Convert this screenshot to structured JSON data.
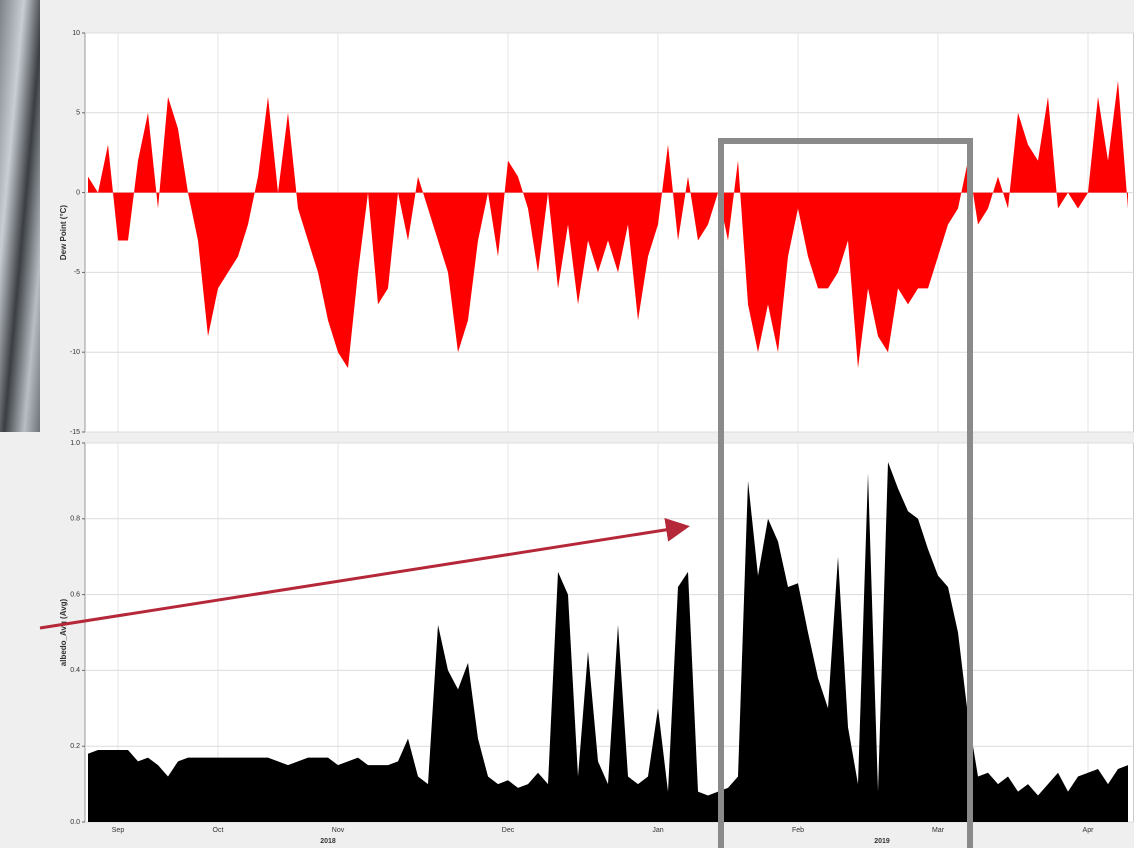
{
  "chart_data": [
    {
      "type": "area",
      "y_label": "Dew Point (°C)",
      "color": "#ff0000",
      "ylim": [
        -15,
        10
      ],
      "yticks": [
        -15,
        -10,
        -5,
        0,
        5,
        10
      ],
      "grid": true,
      "values": [
        1,
        0,
        3,
        -3,
        -3,
        2,
        5,
        -1,
        6,
        4,
        0,
        -3,
        -9,
        -6,
        -5,
        -4,
        -2,
        1,
        6,
        0,
        5,
        -1,
        -3,
        -5,
        -8,
        -10,
        -11,
        -5,
        0,
        -7,
        -6,
        0,
        -3,
        1,
        -1,
        -3,
        -5,
        -10,
        -8,
        -3,
        0,
        -4,
        2,
        1,
        -1,
        -5,
        0,
        -6,
        -2,
        -7,
        -3,
        -5,
        -3,
        -5,
        -2,
        -8,
        -4,
        -2,
        3,
        -3,
        1,
        -3,
        -2,
        0,
        -3,
        2,
        -7,
        -10,
        -7,
        -10,
        -4,
        -1,
        -4,
        -6,
        -6,
        -5,
        -3,
        -11,
        -6,
        -9,
        -10,
        -6,
        -7,
        -6,
        -6,
        -4,
        -2,
        -1,
        2,
        -2,
        -1,
        1,
        -1,
        5,
        3,
        2,
        6,
        -1,
        0,
        -1,
        0,
        6,
        2,
        7,
        -1
      ]
    },
    {
      "type": "area",
      "y_label": "albedo_Avg (Avg)",
      "color": "#000000",
      "ylim": [
        0,
        1
      ],
      "yticks": [
        {
          "value": 0,
          "label": "0.0"
        },
        0.2,
        0.4,
        0.6,
        0.8,
        {
          "value": 1,
          "label": "1.0"
        }
      ],
      "grid": true,
      "categories": [
        null,
        null,
        null,
        "Sep",
        null,
        null,
        null,
        null,
        null,
        null,
        null,
        null,
        null,
        "Oct",
        null,
        null,
        null,
        null,
        null,
        null,
        null,
        null,
        null,
        null,
        null,
        "Nov",
        null,
        null,
        null,
        null,
        null,
        null,
        null,
        null,
        null,
        null,
        null,
        null,
        null,
        null,
        null,
        null,
        "Dec",
        null,
        null,
        null,
        null,
        null,
        null,
        null,
        null,
        null,
        null,
        null,
        null,
        null,
        null,
        "Jan",
        null,
        null,
        null,
        null,
        null,
        null,
        null,
        null,
        null,
        null,
        null,
        null,
        null,
        "Feb",
        null,
        null,
        null,
        null,
        null,
        null,
        null,
        null,
        null,
        null,
        null,
        null,
        null,
        "Mar",
        null,
        null,
        null,
        null,
        null,
        null,
        null,
        null,
        null,
        null,
        null,
        null,
        null,
        null,
        "Apr",
        null,
        null,
        null,
        null
      ],
      "year_labels": [
        "2018",
        "2019"
      ],
      "values": [
        0.18,
        0.19,
        0.19,
        0.19,
        0.19,
        0.16,
        0.17,
        0.15,
        0.12,
        0.16,
        0.17,
        0.17,
        0.17,
        0.17,
        0.17,
        0.17,
        0.17,
        0.17,
        0.17,
        0.16,
        0.15,
        0.16,
        0.17,
        0.17,
        0.17,
        0.15,
        0.16,
        0.17,
        0.15,
        0.15,
        0.15,
        0.16,
        0.22,
        0.12,
        0.1,
        0.52,
        0.4,
        0.35,
        0.42,
        0.22,
        0.12,
        0.1,
        0.11,
        0.09,
        0.1,
        0.13,
        0.1,
        0.66,
        0.6,
        0.12,
        0.45,
        0.16,
        0.1,
        0.52,
        0.12,
        0.1,
        0.12,
        0.3,
        0.08,
        0.62,
        0.66,
        0.08,
        0.07,
        0.08,
        0.09,
        0.12,
        0.9,
        0.65,
        0.8,
        0.74,
        0.62,
        0.63,
        0.5,
        0.38,
        0.3,
        0.7,
        0.25,
        0.1,
        0.92,
        0.08,
        0.95,
        0.88,
        0.82,
        0.8,
        0.72,
        0.65,
        0.62,
        0.5,
        0.28,
        0.12,
        0.13,
        0.1,
        0.12,
        0.08,
        0.1,
        0.07,
        0.1,
        0.13,
        0.08,
        0.12,
        0.13,
        0.14,
        0.1,
        0.14,
        0.15
      ]
    }
  ]
}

• • • • • • •

Task instructions: What comes back should match the records exactly, minus any pictures.

Answer for this exercise:
Convert this screenshot to structured JSON data.
{
  "chart_data": [
    {
      "type": "area",
      "y_label": "Dew Point (°C)",
      "color": "#ff0000",
      "ylim": [
        -15,
        10
      ],
      "yticks": [
        -15,
        -10,
        -5,
        0,
        5,
        10
      ],
      "grid": true,
      "values": [
        1,
        0,
        3,
        -3,
        -3,
        2,
        5,
        -1,
        6,
        4,
        0,
        -3,
        -9,
        -6,
        -5,
        -4,
        -2,
        1,
        6,
        0,
        5,
        -1,
        -3,
        -5,
        -8,
        -10,
        -11,
        -5,
        0,
        -7,
        -6,
        0,
        -3,
        1,
        -1,
        -3,
        -5,
        -10,
        -8,
        -3,
        0,
        -4,
        2,
        1,
        -1,
        -5,
        0,
        -6,
        -2,
        -7,
        -3,
        -5,
        -3,
        -5,
        -2,
        -8,
        -4,
        -2,
        3,
        -3,
        1,
        -3,
        -2,
        0,
        -3,
        2,
        -7,
        -10,
        -7,
        -10,
        -4,
        -1,
        -4,
        -6,
        -6,
        -5,
        -3,
        -11,
        -6,
        -9,
        -10,
        -6,
        -7,
        -6,
        -6,
        -4,
        -2,
        -1,
        2,
        -2,
        -1,
        1,
        -1,
        5,
        3,
        2,
        6,
        -1,
        0,
        -1,
        0,
        6,
        2,
        7,
        -1
      ]
    },
    {
      "type": "area",
      "y_label": "albedo_Avg (Avg)",
      "color": "#000000",
      "ylim": [
        0,
        1
      ],
      "yticks": [
        {
          "value": 0,
          "label": "0.0"
        },
        0.2,
        0.4,
        0.6,
        0.8,
        {
          "value": 1,
          "label": "1.0"
        }
      ],
      "grid": true,
      "categories": [
        null,
        null,
        null,
        "Sep",
        null,
        null,
        null,
        null,
        null,
        null,
        null,
        null,
        null,
        "Oct",
        null,
        null,
        null,
        null,
        null,
        null,
        null,
        null,
        null,
        null,
        null,
        "Nov",
        null,
        null,
        null,
        null,
        null,
        null,
        null,
        null,
        null,
        null,
        null,
        null,
        null,
        null,
        null,
        null,
        "Dec",
        null,
        null,
        null,
        null,
        null,
        null,
        null,
        null,
        null,
        null,
        null,
        null,
        null,
        null,
        "Jan",
        null,
        null,
        null,
        null,
        null,
        null,
        null,
        null,
        null,
        null,
        null,
        null,
        null,
        "Feb",
        null,
        null,
        null,
        null,
        null,
        null,
        null,
        null,
        null,
        null,
        null,
        null,
        null,
        "Mar",
        null,
        null,
        null,
        null,
        null,
        null,
        null,
        null,
        null,
        null,
        null,
        null,
        null,
        null,
        "Apr",
        null,
        null,
        null,
        null
      ],
      "year_labels": [
        "2018",
        "2019"
      ],
      "values": [
        0.18,
        0.19,
        0.19,
        0.19,
        0.19,
        0.16,
        0.17,
        0.15,
        0.12,
        0.16,
        0.17,
        0.17,
        0.17,
        0.17,
        0.17,
        0.17,
        0.17,
        0.17,
        0.17,
        0.16,
        0.15,
        0.16,
        0.17,
        0.17,
        0.17,
        0.15,
        0.16,
        0.17,
        0.15,
        0.15,
        0.15,
        0.16,
        0.22,
        0.12,
        0.1,
        0.52,
        0.4,
        0.35,
        0.42,
        0.22,
        0.12,
        0.1,
        0.11,
        0.09,
        0.1,
        0.13,
        0.1,
        0.66,
        0.6,
        0.12,
        0.45,
        0.16,
        0.1,
        0.52,
        0.12,
        0.1,
        0.12,
        0.3,
        0.08,
        0.62,
        0.66,
        0.08,
        0.07,
        0.08,
        0.09,
        0.12,
        0.9,
        0.65,
        0.8,
        0.74,
        0.62,
        0.63,
        0.5,
        0.38,
        0.3,
        0.7,
        0.25,
        0.1,
        0.92,
        0.08,
        0.95,
        0.88,
        0.82,
        0.8,
        0.72,
        0.65,
        0.62,
        0.5,
        0.28,
        0.12,
        0.13,
        0.1,
        0.12,
        0.08,
        0.1,
        0.07,
        0.1,
        0.13,
        0.08,
        0.12,
        0.13,
        0.14,
        0.1,
        0.14,
        0.15
      ]
    }
  ]
}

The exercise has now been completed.